*Dataset records*:
•••••
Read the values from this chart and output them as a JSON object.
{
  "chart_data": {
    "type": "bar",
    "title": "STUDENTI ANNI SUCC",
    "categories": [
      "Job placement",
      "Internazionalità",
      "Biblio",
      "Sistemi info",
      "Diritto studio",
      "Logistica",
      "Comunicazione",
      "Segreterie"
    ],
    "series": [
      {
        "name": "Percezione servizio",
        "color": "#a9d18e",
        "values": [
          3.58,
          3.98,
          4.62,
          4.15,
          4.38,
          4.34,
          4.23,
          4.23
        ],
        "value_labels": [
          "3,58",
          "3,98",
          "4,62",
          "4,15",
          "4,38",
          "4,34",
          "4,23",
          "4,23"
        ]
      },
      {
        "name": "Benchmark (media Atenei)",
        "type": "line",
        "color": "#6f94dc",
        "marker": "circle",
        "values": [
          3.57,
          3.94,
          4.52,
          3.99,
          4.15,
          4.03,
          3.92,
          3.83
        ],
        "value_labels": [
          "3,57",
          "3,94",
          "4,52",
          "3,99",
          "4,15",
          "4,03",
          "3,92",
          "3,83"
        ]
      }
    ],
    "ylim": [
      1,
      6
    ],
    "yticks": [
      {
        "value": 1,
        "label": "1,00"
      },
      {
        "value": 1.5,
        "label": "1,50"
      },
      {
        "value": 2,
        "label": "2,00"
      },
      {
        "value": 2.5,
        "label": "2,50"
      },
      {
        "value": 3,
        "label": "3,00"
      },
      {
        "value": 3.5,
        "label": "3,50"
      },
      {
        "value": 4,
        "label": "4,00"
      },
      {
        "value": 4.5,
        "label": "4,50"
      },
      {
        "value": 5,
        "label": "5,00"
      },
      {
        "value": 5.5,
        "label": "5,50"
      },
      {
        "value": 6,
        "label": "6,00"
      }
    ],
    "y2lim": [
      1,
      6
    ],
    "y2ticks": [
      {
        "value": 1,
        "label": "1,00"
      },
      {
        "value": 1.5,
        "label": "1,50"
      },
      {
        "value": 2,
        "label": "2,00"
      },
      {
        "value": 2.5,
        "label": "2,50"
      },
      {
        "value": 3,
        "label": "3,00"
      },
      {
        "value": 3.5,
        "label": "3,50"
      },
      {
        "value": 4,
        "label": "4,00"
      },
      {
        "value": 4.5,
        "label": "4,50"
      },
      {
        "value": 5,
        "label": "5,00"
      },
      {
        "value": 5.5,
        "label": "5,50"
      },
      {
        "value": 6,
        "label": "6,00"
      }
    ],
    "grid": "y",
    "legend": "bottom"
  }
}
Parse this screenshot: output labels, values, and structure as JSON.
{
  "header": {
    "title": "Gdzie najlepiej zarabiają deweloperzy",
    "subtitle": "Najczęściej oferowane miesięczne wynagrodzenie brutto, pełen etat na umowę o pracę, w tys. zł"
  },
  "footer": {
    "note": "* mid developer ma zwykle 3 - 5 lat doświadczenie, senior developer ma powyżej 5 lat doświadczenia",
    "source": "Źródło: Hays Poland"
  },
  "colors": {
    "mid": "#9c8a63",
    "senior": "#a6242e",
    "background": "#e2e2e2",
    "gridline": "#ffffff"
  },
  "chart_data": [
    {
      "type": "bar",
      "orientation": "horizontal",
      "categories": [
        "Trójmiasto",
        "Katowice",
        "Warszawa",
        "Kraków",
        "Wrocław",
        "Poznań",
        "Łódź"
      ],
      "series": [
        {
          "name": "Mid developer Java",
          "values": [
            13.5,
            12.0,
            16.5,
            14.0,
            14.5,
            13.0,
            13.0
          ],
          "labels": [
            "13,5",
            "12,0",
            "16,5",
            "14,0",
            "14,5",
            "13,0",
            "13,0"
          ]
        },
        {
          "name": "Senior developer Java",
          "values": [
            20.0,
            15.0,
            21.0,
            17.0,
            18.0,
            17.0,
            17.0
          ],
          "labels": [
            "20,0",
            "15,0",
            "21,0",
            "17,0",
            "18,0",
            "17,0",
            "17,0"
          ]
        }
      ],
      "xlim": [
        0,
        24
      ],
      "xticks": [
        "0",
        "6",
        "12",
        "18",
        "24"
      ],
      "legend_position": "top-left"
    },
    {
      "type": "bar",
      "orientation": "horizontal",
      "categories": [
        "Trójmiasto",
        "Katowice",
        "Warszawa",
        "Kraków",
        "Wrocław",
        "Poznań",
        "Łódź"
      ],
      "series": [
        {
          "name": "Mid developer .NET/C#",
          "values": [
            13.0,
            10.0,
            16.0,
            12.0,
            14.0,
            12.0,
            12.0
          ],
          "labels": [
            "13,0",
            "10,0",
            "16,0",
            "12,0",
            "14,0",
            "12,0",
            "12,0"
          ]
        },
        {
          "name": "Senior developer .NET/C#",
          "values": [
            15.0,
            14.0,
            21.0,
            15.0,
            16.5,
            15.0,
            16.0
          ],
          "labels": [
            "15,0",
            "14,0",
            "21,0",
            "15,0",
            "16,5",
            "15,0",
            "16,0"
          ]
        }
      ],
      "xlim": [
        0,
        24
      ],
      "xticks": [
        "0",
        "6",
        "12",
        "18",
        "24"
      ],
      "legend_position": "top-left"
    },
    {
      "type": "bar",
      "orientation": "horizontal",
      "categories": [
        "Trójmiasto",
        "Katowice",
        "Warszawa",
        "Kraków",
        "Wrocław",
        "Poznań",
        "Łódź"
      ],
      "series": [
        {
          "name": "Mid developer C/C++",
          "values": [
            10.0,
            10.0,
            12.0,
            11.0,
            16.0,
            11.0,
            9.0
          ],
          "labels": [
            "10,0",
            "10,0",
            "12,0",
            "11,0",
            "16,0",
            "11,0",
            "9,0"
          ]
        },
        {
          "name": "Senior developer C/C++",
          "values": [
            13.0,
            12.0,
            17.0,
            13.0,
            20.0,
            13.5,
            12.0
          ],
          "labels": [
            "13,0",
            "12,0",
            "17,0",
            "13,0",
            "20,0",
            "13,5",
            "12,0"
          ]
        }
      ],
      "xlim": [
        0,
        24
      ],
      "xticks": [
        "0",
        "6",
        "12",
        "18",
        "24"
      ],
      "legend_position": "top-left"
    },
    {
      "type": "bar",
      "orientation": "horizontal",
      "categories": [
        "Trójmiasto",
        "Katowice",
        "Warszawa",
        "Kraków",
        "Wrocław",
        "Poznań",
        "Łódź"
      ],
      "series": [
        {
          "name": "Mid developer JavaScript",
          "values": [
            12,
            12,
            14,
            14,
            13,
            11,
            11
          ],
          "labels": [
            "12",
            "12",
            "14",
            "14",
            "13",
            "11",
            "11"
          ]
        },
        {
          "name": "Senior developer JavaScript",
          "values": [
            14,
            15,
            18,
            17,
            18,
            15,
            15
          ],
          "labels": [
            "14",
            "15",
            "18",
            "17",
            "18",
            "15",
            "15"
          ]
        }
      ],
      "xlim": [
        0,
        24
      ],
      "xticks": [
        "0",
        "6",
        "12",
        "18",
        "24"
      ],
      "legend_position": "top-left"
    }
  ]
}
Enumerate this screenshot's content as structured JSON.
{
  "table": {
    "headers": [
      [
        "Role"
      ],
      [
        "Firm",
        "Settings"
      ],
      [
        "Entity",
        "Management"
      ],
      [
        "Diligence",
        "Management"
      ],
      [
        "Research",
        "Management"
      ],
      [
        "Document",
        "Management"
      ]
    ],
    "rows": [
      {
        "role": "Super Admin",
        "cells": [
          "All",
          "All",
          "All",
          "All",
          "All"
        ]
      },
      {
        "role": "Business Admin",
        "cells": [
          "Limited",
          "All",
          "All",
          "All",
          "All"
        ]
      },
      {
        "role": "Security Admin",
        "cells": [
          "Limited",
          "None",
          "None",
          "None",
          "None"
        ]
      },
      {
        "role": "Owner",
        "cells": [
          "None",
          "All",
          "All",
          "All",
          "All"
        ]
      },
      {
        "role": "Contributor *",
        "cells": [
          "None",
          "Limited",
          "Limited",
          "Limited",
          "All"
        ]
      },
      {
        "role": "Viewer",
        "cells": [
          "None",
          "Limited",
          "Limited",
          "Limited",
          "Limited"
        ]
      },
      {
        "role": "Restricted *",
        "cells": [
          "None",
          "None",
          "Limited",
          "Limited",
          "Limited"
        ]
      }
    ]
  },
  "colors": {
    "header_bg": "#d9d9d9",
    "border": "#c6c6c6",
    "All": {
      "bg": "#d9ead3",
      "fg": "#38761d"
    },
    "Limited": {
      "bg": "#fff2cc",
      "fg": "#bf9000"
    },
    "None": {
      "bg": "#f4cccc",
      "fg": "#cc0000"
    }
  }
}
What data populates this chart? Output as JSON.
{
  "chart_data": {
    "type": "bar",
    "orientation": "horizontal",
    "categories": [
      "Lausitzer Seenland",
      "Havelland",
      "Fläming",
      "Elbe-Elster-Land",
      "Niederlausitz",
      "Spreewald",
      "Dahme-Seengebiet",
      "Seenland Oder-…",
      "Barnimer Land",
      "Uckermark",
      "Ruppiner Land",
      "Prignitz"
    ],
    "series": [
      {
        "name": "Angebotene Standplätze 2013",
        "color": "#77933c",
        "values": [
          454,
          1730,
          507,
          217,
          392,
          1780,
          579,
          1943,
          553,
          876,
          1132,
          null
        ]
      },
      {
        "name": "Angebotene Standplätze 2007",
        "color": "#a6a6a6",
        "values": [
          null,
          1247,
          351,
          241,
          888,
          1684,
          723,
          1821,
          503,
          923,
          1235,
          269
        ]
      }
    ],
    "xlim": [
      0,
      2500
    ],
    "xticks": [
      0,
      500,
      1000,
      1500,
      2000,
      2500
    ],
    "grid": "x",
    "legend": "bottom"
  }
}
•••••
*Goal of the exercise*: Pull every line containing "developer" from the data.

*Reply*:
    "note": "* mid developer ma zwykle 3 - 5 lat doświadczenie, senior developer ma powyżej 5 lat doświadczenia",
          "name": "Mid developer Java",
          "name": "Senior developer Java",
          "name": "Mid developer .NET/C#",
          "name": "Senior developer .NET/C#",
          "name": "Mid developer C/C++",
          "name": "Senior developer C/C++",
          "name": "Mid developer JavaScript",
          "name": "Senior developer JavaScript",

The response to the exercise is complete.